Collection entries
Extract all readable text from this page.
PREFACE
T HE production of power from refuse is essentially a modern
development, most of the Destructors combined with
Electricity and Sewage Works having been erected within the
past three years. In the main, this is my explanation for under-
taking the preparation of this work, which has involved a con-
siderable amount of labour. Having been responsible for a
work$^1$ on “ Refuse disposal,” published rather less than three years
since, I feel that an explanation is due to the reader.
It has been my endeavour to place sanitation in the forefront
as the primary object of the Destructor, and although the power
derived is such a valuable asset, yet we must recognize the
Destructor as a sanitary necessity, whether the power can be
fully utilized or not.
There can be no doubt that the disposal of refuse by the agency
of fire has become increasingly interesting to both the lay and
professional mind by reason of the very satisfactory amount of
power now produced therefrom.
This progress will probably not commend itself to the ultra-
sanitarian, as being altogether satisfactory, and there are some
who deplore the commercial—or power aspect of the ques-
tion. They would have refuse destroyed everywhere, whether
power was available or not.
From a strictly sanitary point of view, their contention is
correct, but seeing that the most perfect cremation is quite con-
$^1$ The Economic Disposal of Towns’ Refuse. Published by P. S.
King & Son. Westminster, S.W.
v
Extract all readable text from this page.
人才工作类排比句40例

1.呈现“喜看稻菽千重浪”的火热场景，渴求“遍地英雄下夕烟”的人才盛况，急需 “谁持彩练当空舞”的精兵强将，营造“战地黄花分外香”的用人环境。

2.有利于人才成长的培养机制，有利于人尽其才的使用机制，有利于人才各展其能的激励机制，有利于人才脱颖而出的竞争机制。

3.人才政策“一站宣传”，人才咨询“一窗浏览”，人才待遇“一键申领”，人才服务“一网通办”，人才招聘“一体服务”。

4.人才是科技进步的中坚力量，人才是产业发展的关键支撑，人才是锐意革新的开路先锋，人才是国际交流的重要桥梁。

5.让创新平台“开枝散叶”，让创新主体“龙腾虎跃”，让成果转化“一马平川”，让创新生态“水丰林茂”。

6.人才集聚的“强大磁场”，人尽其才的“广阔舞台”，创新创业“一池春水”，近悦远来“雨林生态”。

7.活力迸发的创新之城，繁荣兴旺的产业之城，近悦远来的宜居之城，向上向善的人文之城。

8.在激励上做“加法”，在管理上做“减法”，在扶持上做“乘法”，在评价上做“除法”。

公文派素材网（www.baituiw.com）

• _Directions_: Type out the full listing again, exactly as given.

• _Solution to the exercise_:
Extract all readable text from this page.
PREFACE
T HE production of power from refuse is essentially a modern
development, most of the Destructors combined with
Electricity and Sewage Works having been erected within the
past three years. In the main, this is my explanation for under-
taking the preparation of this work, which has involved a con-
siderable amount of labour. Having been responsible for a
work$^1$ on “ Refuse disposal,” published rather less than three years
since, I feel that an explanation is due to the reader.
It has been my endeavour to place sanitation in the forefront
as the primary object of the Destructor, and although the power
derived is such a valuable asset, yet we must recognize the
Destructor as a sanitary necessity, whether the power can be
fully utilized or not.
There can be no doubt that the disposal of refuse by the agency
of fire has become increasingly interesting to both the lay and
professional mind by reason of the very satisfactory amount of
power now produced therefrom.
This progress will probably not commend itself to the ultra-
sanitarian, as being altogether satisfactory, and there are some
who deplore the commercial—or power aspect of the ques-
tion. They would have refuse destroyed everywhere, whether
power was available or not.
From a strictly sanitary point of view, their contention is
correct, but seeing that the most perfect cremation is quite con-
$^1$ The Economic Disposal of Towns’ Refuse. Published by P. S.
King & Son. Westminster, S.W.
v
Extract all readable text from this page.
人才工作类排比句40例

1.呈现“喜看稻菽千重浪”的火热场景，渴求“遍地英雄下夕烟”的人才盛况，急需 “谁持彩练当空舞”的精兵强将，营造“战地黄花分外香”的用人环境。

2.有利于人才成长的培养机制，有利于人尽其才的使用机制，有利于人才各展其能的激励机制，有利于人才脱颖而出的竞争机制。

3.人才政策“一站宣传”，人才咨询“一窗浏览”，人才待遇“一键申领”，人才服务“一网通办”，人才招聘“一体服务”。

4.人才是科技进步的中坚力量，人才是产业发展的关键支撑，人才是锐意革新的开路先锋，人才是国际交流的重要桥梁。

5.让创新平台“开枝散叶”，让创新主体“龙腾虎跃”，让成果转化“一马平川”，让创新生态“水丰林茂”。

6.人才集聚的“强大磁场”，人尽其才的“广阔舞台”，创新创业“一池春水”，近悦远来“雨林生态”。

7.活力迸发的创新之城，繁荣兴旺的产业之城，近悦远来的宜居之城，向上向善的人文之城。

8.在激励上做“加法”，在管理上做“减法”，在扶持上做“乘法”，在评价上做“除法”。

公文派素材网（www.baituiw.com）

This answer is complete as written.